Each line of the listing that contains the word "يحوط" is to be copied.
─── Given data ───
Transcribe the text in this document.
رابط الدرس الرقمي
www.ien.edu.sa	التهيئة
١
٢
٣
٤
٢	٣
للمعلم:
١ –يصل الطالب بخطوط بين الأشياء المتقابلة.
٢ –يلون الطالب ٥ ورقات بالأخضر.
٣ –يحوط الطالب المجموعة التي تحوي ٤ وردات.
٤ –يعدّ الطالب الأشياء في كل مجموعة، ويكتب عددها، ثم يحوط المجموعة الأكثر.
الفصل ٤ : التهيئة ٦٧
───
Answer for the task
٣ –يحوط الطالب المجموعة التي تحوي ٤ وردات.
٤ –يعدّ الطالب الأشياء في كل مجموعة، ويكتب عددها، ثم يحوط المجموعة الأكثر.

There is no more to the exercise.